§ **EXTRACTED INFORMATION**
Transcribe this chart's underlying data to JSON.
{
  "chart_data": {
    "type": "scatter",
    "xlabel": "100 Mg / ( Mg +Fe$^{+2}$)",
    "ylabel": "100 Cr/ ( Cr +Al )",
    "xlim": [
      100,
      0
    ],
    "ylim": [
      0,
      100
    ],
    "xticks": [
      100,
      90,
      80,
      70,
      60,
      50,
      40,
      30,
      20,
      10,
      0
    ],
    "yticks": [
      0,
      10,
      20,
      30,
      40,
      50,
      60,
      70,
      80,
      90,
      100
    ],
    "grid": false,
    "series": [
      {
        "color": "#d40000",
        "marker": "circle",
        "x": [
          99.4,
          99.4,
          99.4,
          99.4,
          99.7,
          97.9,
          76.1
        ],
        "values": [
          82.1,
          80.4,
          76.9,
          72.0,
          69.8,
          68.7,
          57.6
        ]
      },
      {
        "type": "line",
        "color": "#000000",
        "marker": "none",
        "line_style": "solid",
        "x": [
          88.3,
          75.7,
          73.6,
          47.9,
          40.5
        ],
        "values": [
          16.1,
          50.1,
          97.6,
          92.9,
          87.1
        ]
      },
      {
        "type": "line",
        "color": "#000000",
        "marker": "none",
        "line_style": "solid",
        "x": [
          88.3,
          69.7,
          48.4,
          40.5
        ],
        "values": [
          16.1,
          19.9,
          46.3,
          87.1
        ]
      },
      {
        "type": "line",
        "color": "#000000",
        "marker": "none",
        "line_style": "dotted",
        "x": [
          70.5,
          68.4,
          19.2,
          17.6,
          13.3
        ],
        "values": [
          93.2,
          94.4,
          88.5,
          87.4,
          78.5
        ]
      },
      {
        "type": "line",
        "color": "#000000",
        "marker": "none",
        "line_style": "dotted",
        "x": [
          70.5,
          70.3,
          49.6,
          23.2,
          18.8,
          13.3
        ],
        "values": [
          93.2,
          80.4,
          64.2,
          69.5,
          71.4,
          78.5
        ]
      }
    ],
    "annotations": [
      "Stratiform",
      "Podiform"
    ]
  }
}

§ **EXERCISE OBJECTIVE**
Write out each line of the data above again, exactly as given.

§ **EXERCISE RESULT**
Transcribe this chart's underlying data to JSON.
{
  "chart_data": {
    "type": "scatter",
    "xlabel": "100 Mg / ( Mg +Fe$^{+2}$)",
    "ylabel": "100 Cr/ ( Cr +Al )",
    "xlim": [
      100,
      0
    ],
    "ylim": [
      0,
      100
    ],
    "xticks": [
      100,
      90,
      80,
      70,
      60,
      50,
      40,
      30,
      20,
      10,
      0
    ],
    "yticks": [
      0,
      10,
      20,
      30,
      40,
      50,
      60,
      70,
      80,
      90,
      100
    ],
    "grid": false,
    "series": [
      {
        "color": "#d40000",
        "marker": "circle",
        "x": [
          99.4,
          99.4,
          99.4,
          99.4,
          99.7,
          97.9,
          76.1
        ],
        "values": [
          82.1,
          80.4,
          76.9,
          72.0,
          69.8,
          68.7,
          57.6
        ]
      },
      {
        "type": "line",
        "color": "#000000",
        "marker": "none",
        "line_style": "solid",
        "x": [
          88.3,
          75.7,
          73.6,
          47.9,
          40.5
        ],
        "values": [
          16.1,
          50.1,
          97.6,
          92.9,
          87.1
        ]
      },
      {
        "type": "line",
        "color": "#000000",
        "marker": "none",
        "line_style": "solid",
        "x": [
          88.3,
          69.7,
          48.4,
          40.5
        ],
        "values": [
          16.1,
          19.9,
          46.3,
          87.1
        ]
      },
      {
        "type": "line",
        "color": "#000000",
        "marker": "none",
        "line_style": "dotted",
        "x": [
          70.5,
          68.4,
          19.2,
          17.6,
          13.3
        ],
        "values": [
          93.2,
          94.4,
          88.5,
          87.4,
          78.5
        ]
      },
      {
        "type": "line",
        "color": "#000000",
        "marker": "none",
        "line_style": "dotted",
        "x": [
          70.5,
          70.3,
          49.6,
          23.2,
          18.8,
          13.3
        ],
        "values": [
          93.2,
          80.4,
          64.2,
          69.5,
          71.4,
          78.5
        ]
      }
    ],
    "annotations": [
      "Stratiform",
      "Podiform"
    ]
  }
}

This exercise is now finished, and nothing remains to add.